◆ What is asked:
Say how many lines contain "JSON", using only the number.

-------- Data in this exercise --------

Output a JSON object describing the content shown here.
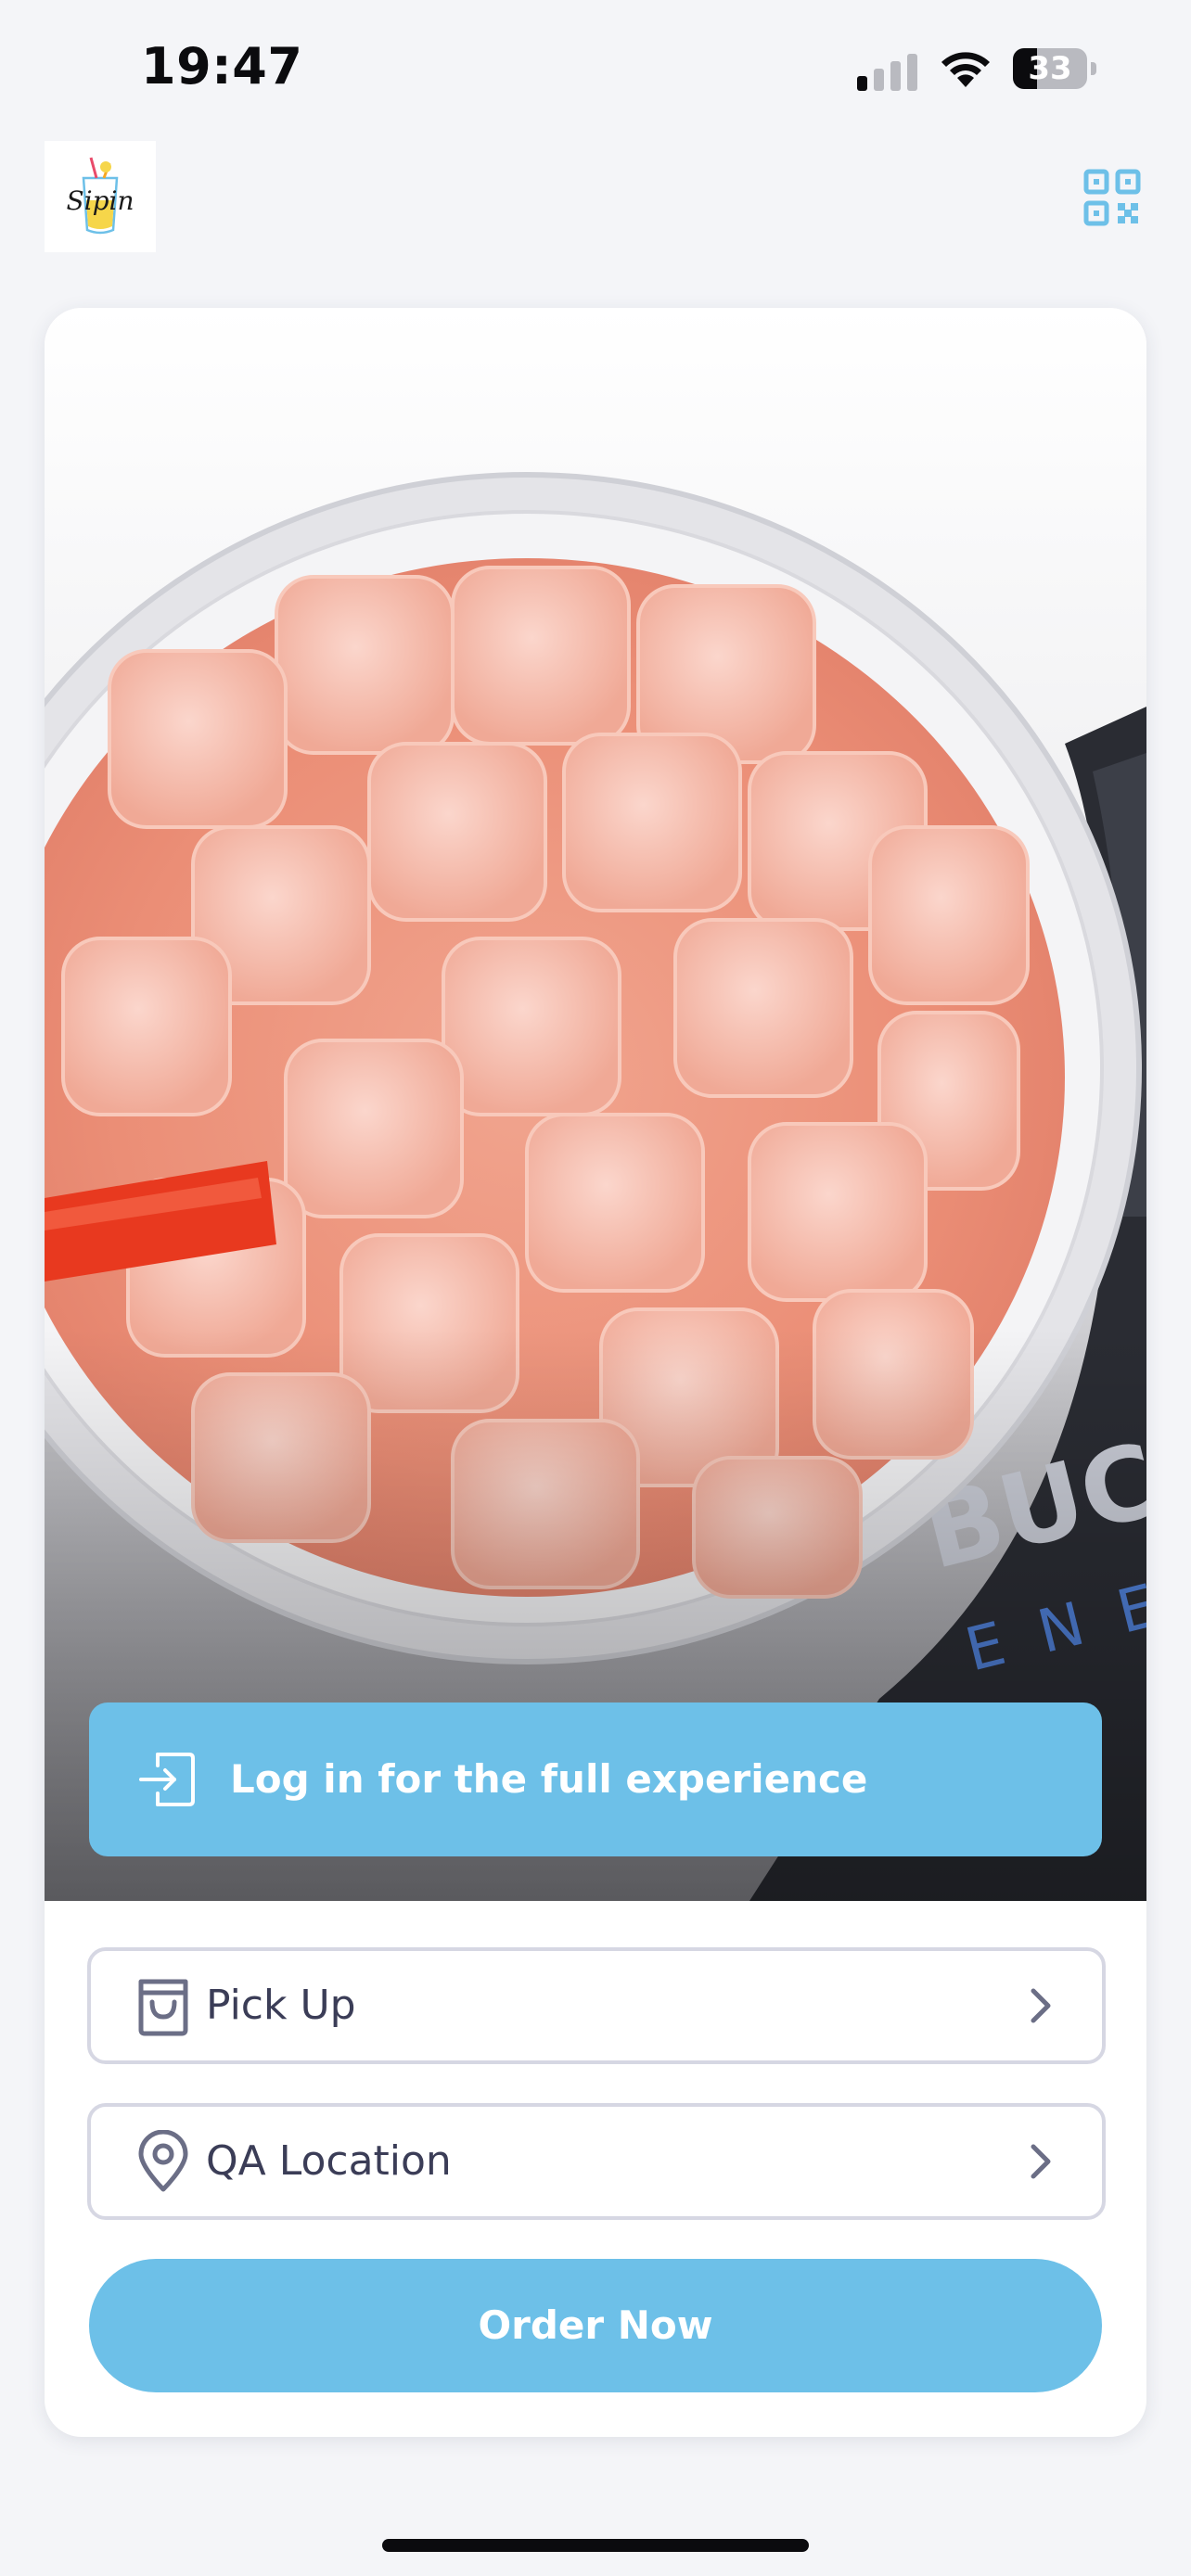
{
  "status_bar": {
    "time": "19:47",
    "battery_level": "33",
    "battery_fraction": 0.33,
    "icons": [
      "signal-icon",
      "wifi-icon",
      "battery-icon"
    ]
  },
  "header": {
    "logo_text": "Sipin",
    "qr_icon": "qr-code-icon"
  },
  "hero": {
    "image_subject": "iced-drink-photo",
    "can_lettering": "BUCK ENE",
    "login_banner": {
      "icon": "login-icon",
      "label": "Log in for the full experience"
    }
  },
  "options": {
    "pickup": {
      "icon": "shopping-bag-icon",
      "label": "Pick Up"
    },
    "location": {
      "icon": "location-pin-icon",
      "label": "QA Location"
    }
  },
  "actions": {
    "order_label": "Order Now"
  },
  "colors": {
    "accent": "#6dc0e8",
    "background": "#f4f5f8",
    "text": "#3b3d57",
    "border": "#d6d7e3"
  }
}
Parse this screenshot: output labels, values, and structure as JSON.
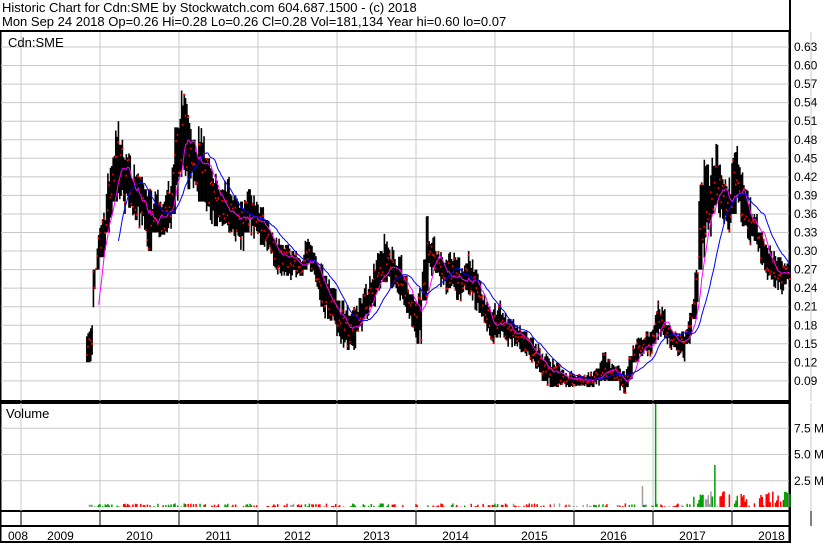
{
  "header": {
    "line1": "Historic Chart for Cdn:SME by Stockwatch.com 604.687.1500 - (c) 2018",
    "line2": "Mon Sep 24 2018  Op=0.26  Hi=0.28  Lo=0.26  Cl=0.28  Vol=181,134  Year hi=0.60  lo=0.07"
  },
  "chart_data": [
    {
      "type": "bar",
      "title": "Cdn:SME",
      "subtype": "ohlc",
      "ylim": [
        0.07,
        0.65
      ],
      "yticks": [
        "0.63",
        "0.60",
        "0.57",
        "0.54",
        "0.51",
        "0.48",
        "0.45",
        "0.42",
        "0.39",
        "0.36",
        "0.33",
        "0.30",
        "0.27",
        "0.24",
        "0.21",
        "0.18",
        "0.15",
        "0.12",
        "0.09"
      ],
      "xticks": [
        "008",
        "2009",
        "2010",
        "2011",
        "2012",
        "2013",
        "2014",
        "2015",
        "2016",
        "2017",
        "2018"
      ],
      "grid": true,
      "colors": {
        "bar": "#000000",
        "close": "#ff0000",
        "ma_short": "#ff00ff",
        "ma_long": "#0000ff"
      },
      "columns": [
        "month",
        "high",
        "low",
        "close"
      ],
      "rows": [
        [
          "2009-11",
          0.18,
          0.12,
          0.15
        ],
        [
          "2009-12",
          0.33,
          0.27,
          0.3
        ],
        [
          "2010-01",
          0.38,
          0.29,
          0.33
        ],
        [
          "2010-02",
          0.45,
          0.33,
          0.4
        ],
        [
          "2010-03",
          0.51,
          0.38,
          0.44
        ],
        [
          "2010-04",
          0.48,
          0.36,
          0.42
        ],
        [
          "2010-05",
          0.46,
          0.37,
          0.4
        ],
        [
          "2010-06",
          0.44,
          0.35,
          0.39
        ],
        [
          "2010-07",
          0.42,
          0.33,
          0.38
        ],
        [
          "2010-08",
          0.4,
          0.3,
          0.34
        ],
        [
          "2010-09",
          0.41,
          0.33,
          0.36
        ],
        [
          "2010-10",
          0.38,
          0.32,
          0.35
        ],
        [
          "2010-11",
          0.42,
          0.33,
          0.38
        ],
        [
          "2010-12",
          0.5,
          0.36,
          0.45
        ],
        [
          "2011-01",
          0.6,
          0.42,
          0.5
        ],
        [
          "2011-02",
          0.55,
          0.4,
          0.46
        ],
        [
          "2011-03",
          0.48,
          0.38,
          0.42
        ],
        [
          "2011-04",
          0.52,
          0.38,
          0.43
        ],
        [
          "2011-05",
          0.45,
          0.35,
          0.4
        ],
        [
          "2011-06",
          0.43,
          0.34,
          0.38
        ],
        [
          "2011-07",
          0.4,
          0.33,
          0.36
        ],
        [
          "2011-08",
          0.42,
          0.33,
          0.37
        ],
        [
          "2011-09",
          0.39,
          0.31,
          0.35
        ],
        [
          "2011-10",
          0.38,
          0.3,
          0.34
        ],
        [
          "2011-11",
          0.4,
          0.33,
          0.37
        ],
        [
          "2011-12",
          0.39,
          0.32,
          0.35
        ],
        [
          "2012-01",
          0.38,
          0.31,
          0.34
        ],
        [
          "2012-02",
          0.35,
          0.29,
          0.32
        ],
        [
          "2012-03",
          0.33,
          0.27,
          0.3
        ],
        [
          "2012-04",
          0.32,
          0.26,
          0.29
        ],
        [
          "2012-05",
          0.31,
          0.26,
          0.28
        ],
        [
          "2012-06",
          0.3,
          0.25,
          0.28
        ],
        [
          "2012-07",
          0.29,
          0.26,
          0.27
        ],
        [
          "2012-08",
          0.33,
          0.27,
          0.3
        ],
        [
          "2012-09",
          0.31,
          0.25,
          0.27
        ],
        [
          "2012-10",
          0.28,
          0.21,
          0.24
        ],
        [
          "2012-11",
          0.26,
          0.19,
          0.22
        ],
        [
          "2012-12",
          0.24,
          0.18,
          0.21
        ],
        [
          "2013-01",
          0.22,
          0.15,
          0.18
        ],
        [
          "2013-02",
          0.22,
          0.14,
          0.17
        ],
        [
          "2013-03",
          0.21,
          0.14,
          0.18
        ],
        [
          "2013-04",
          0.23,
          0.17,
          0.2
        ],
        [
          "2013-05",
          0.25,
          0.19,
          0.22
        ],
        [
          "2013-06",
          0.28,
          0.21,
          0.25
        ],
        [
          "2013-07",
          0.3,
          0.23,
          0.27
        ],
        [
          "2013-08",
          0.34,
          0.25,
          0.28
        ],
        [
          "2013-09",
          0.31,
          0.24,
          0.26
        ],
        [
          "2013-10",
          0.3,
          0.22,
          0.25
        ],
        [
          "2013-11",
          0.26,
          0.2,
          0.22
        ],
        [
          "2013-12",
          0.23,
          0.17,
          0.2
        ],
        [
          "2014-01",
          0.24,
          0.15,
          0.19
        ],
        [
          "2014-02",
          0.37,
          0.22,
          0.3
        ],
        [
          "2014-03",
          0.33,
          0.26,
          0.29
        ],
        [
          "2014-04",
          0.3,
          0.24,
          0.27
        ],
        [
          "2014-05",
          0.29,
          0.23,
          0.26
        ],
        [
          "2014-06",
          0.3,
          0.24,
          0.27
        ],
        [
          "2014-07",
          0.29,
          0.22,
          0.25
        ],
        [
          "2014-08",
          0.28,
          0.23,
          0.26
        ],
        [
          "2014-09",
          0.3,
          0.22,
          0.25
        ],
        [
          "2014-10",
          0.27,
          0.2,
          0.22
        ],
        [
          "2014-11",
          0.23,
          0.17,
          0.19
        ],
        [
          "2014-12",
          0.21,
          0.15,
          0.18
        ],
        [
          "2015-01",
          0.22,
          0.16,
          0.19
        ],
        [
          "2015-02",
          0.2,
          0.15,
          0.17
        ],
        [
          "2015-03",
          0.19,
          0.14,
          0.17
        ],
        [
          "2015-04",
          0.18,
          0.14,
          0.16
        ],
        [
          "2015-05",
          0.17,
          0.13,
          0.15
        ],
        [
          "2015-06",
          0.16,
          0.12,
          0.14
        ],
        [
          "2015-07",
          0.15,
          0.1,
          0.12
        ],
        [
          "2015-08",
          0.14,
          0.09,
          0.11
        ],
        [
          "2015-09",
          0.13,
          0.08,
          0.1
        ],
        [
          "2015-10",
          0.12,
          0.08,
          0.1
        ],
        [
          "2015-11",
          0.11,
          0.08,
          0.09
        ],
        [
          "2015-12",
          0.11,
          0.08,
          0.09
        ],
        [
          "2016-01",
          0.1,
          0.08,
          0.09
        ],
        [
          "2016-02",
          0.1,
          0.08,
          0.09
        ],
        [
          "2016-03",
          0.11,
          0.08,
          0.09
        ],
        [
          "2016-04",
          0.11,
          0.08,
          0.1
        ],
        [
          "2016-05",
          0.14,
          0.09,
          0.11
        ],
        [
          "2016-06",
          0.13,
          0.09,
          0.1
        ],
        [
          "2016-07",
          0.12,
          0.09,
          0.1
        ],
        [
          "2016-08",
          0.11,
          0.07,
          0.08
        ],
        [
          "2016-09",
          0.13,
          0.08,
          0.12
        ],
        [
          "2016-10",
          0.16,
          0.12,
          0.14
        ],
        [
          "2016-11",
          0.16,
          0.13,
          0.15
        ],
        [
          "2016-12",
          0.17,
          0.13,
          0.15
        ],
        [
          "2017-01",
          0.22,
          0.15,
          0.19
        ],
        [
          "2017-02",
          0.21,
          0.16,
          0.18
        ],
        [
          "2017-03",
          0.18,
          0.14,
          0.16
        ],
        [
          "2017-04",
          0.17,
          0.13,
          0.15
        ],
        [
          "2017-05",
          0.17,
          0.12,
          0.15
        ],
        [
          "2017-06",
          0.2,
          0.15,
          0.18
        ],
        [
          "2017-07",
          0.28,
          0.19,
          0.24
        ],
        [
          "2017-08",
          0.46,
          0.27,
          0.38
        ],
        [
          "2017-09",
          0.44,
          0.32,
          0.38
        ],
        [
          "2017-10",
          0.5,
          0.36,
          0.42
        ],
        [
          "2017-11",
          0.44,
          0.34,
          0.38
        ],
        [
          "2017-12",
          0.42,
          0.33,
          0.37
        ],
        [
          "2018-01",
          0.47,
          0.36,
          0.42
        ],
        [
          "2018-02",
          0.44,
          0.34,
          0.38
        ],
        [
          "2018-03",
          0.4,
          0.31,
          0.34
        ],
        [
          "2018-04",
          0.36,
          0.3,
          0.33
        ],
        [
          "2018-05",
          0.33,
          0.27,
          0.3
        ],
        [
          "2018-06",
          0.31,
          0.25,
          0.28
        ],
        [
          "2018-07",
          0.3,
          0.24,
          0.27
        ],
        [
          "2018-08",
          0.29,
          0.23,
          0.26
        ],
        [
          "2018-09",
          0.28,
          0.24,
          0.27
        ]
      ]
    },
    {
      "type": "bar",
      "title": "Volume",
      "ylim": [
        0,
        10
      ],
      "yticks": [
        "7.5 M",
        "5.0 M",
        "2.5 M"
      ],
      "unit": "M",
      "colors": {
        "up": "#00a000",
        "down": "#ff0000",
        "flat": "#a0a0a0"
      },
      "peaks": [
        [
          "2016-11",
          2.0
        ],
        [
          "2017-01",
          9.8
        ],
        [
          "2017-10",
          4.0
        ]
      ]
    }
  ]
}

--------

◆ Exercise solution:
2